**Material provided**
--------------------------------------------------

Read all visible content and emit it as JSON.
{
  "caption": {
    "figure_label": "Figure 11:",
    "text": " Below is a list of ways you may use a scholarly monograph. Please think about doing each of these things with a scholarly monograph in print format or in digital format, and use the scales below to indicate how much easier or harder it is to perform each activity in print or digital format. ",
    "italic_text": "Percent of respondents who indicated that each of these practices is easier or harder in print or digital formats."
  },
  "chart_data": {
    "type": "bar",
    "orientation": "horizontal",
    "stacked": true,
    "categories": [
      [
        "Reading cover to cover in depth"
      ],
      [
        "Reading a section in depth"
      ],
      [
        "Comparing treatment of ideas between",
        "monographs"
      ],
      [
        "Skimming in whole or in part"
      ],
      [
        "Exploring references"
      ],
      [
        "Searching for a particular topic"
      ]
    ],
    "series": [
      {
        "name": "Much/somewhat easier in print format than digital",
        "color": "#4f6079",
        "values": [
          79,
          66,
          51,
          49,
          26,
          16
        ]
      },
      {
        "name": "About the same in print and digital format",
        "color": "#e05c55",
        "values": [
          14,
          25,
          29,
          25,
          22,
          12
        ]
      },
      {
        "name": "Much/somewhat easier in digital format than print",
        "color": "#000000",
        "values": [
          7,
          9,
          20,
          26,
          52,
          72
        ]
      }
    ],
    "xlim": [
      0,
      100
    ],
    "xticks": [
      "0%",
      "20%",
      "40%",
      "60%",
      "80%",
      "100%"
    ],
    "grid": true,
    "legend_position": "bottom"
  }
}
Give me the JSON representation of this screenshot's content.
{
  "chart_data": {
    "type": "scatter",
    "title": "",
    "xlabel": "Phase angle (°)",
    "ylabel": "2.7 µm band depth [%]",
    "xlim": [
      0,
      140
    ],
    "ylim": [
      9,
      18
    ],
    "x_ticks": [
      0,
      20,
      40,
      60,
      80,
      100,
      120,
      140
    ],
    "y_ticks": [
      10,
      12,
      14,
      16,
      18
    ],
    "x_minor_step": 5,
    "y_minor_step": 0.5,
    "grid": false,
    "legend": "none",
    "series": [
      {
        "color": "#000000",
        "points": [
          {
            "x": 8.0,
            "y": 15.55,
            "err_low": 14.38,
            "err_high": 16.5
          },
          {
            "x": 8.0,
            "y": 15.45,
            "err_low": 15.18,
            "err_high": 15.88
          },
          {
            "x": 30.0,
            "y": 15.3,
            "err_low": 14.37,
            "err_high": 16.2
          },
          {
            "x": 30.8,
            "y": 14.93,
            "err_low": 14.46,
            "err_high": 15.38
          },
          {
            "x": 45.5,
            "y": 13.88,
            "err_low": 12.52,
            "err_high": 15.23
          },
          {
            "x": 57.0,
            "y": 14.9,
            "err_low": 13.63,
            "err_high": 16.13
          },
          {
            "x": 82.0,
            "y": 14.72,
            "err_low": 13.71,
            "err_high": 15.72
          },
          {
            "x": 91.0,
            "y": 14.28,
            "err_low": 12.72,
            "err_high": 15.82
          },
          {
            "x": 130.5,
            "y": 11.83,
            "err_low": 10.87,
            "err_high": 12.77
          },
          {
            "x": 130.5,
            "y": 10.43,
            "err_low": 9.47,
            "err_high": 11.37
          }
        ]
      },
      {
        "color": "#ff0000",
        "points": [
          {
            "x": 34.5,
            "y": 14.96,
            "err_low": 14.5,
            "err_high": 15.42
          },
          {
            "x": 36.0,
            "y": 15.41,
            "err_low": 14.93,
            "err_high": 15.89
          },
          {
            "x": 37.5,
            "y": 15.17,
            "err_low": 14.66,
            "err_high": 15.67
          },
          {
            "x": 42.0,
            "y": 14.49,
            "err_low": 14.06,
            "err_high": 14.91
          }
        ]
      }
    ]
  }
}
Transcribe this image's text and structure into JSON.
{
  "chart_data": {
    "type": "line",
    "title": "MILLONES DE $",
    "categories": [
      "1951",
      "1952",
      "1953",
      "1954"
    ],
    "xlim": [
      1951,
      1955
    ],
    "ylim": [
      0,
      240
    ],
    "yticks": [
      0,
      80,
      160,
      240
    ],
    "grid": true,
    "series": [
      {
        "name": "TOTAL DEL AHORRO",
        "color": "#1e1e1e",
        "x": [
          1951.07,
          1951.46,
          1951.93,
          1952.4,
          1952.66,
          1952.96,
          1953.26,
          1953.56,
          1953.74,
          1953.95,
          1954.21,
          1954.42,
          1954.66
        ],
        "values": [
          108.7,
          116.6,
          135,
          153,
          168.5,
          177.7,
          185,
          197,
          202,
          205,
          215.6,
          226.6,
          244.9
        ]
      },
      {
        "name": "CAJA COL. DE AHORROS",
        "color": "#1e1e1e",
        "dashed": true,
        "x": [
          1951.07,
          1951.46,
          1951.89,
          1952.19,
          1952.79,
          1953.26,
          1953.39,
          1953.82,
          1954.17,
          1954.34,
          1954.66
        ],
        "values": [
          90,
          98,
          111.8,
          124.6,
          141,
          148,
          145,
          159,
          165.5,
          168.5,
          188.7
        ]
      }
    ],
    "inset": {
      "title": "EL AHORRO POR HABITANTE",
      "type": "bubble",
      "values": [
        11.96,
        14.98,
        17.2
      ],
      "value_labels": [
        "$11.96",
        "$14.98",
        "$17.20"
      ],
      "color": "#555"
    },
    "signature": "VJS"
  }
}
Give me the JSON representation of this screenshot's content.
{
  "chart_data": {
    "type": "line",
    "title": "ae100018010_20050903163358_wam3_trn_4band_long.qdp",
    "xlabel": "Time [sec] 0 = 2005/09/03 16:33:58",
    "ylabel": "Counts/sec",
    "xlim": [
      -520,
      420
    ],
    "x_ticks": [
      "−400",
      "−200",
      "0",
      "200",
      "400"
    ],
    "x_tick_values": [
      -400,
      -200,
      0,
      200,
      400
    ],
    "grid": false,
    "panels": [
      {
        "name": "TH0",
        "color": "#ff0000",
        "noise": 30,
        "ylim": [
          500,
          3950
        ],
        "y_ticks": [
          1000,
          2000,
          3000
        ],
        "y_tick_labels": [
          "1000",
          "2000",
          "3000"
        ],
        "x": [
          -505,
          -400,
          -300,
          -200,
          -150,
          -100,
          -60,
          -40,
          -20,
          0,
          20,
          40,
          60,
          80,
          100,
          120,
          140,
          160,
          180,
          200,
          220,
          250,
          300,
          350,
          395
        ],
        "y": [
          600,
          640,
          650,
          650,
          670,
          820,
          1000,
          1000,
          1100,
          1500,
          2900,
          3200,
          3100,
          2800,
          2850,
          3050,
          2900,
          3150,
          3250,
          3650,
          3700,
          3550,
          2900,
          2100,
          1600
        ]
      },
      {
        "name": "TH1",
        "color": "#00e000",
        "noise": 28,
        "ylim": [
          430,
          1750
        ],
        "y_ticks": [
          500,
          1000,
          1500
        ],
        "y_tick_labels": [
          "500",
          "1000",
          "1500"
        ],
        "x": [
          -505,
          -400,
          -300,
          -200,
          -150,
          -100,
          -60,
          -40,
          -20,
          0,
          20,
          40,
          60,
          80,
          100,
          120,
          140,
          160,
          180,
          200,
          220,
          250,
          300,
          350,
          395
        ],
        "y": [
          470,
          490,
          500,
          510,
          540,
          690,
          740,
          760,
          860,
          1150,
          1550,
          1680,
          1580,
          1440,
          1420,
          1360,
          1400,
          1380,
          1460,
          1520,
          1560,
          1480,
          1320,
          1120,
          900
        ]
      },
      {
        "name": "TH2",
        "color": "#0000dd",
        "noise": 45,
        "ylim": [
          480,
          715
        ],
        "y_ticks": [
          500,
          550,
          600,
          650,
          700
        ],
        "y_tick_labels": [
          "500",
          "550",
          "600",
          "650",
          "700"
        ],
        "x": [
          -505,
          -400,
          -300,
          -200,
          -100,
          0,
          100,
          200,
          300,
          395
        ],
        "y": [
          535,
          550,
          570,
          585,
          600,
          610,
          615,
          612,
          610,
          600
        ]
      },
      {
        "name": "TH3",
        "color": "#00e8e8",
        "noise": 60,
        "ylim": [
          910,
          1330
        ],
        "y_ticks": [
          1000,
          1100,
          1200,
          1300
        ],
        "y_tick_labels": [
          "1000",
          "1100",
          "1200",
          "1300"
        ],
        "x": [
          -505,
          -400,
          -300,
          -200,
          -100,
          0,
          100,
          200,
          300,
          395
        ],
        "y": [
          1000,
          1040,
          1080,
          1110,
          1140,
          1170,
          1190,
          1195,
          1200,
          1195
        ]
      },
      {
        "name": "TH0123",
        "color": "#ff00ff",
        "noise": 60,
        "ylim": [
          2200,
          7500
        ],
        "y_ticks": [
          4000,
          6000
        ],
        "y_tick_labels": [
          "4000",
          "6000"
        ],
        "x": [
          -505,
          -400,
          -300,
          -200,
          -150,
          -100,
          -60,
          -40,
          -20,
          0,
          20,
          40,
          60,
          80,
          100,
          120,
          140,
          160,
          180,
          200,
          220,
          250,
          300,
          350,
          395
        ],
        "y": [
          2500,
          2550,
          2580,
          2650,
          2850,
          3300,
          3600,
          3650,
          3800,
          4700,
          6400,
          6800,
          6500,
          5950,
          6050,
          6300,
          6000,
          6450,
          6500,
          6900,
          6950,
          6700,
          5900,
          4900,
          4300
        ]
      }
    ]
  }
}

--------------------------------------------------

**Exercise description**
Scan the material above. Copy each line that holds the word "depth".

**Complete response**
        "Reading cover to cover in depth"
        "Reading a section in depth"
    "ylabel": "2.7 µm band depth [%]",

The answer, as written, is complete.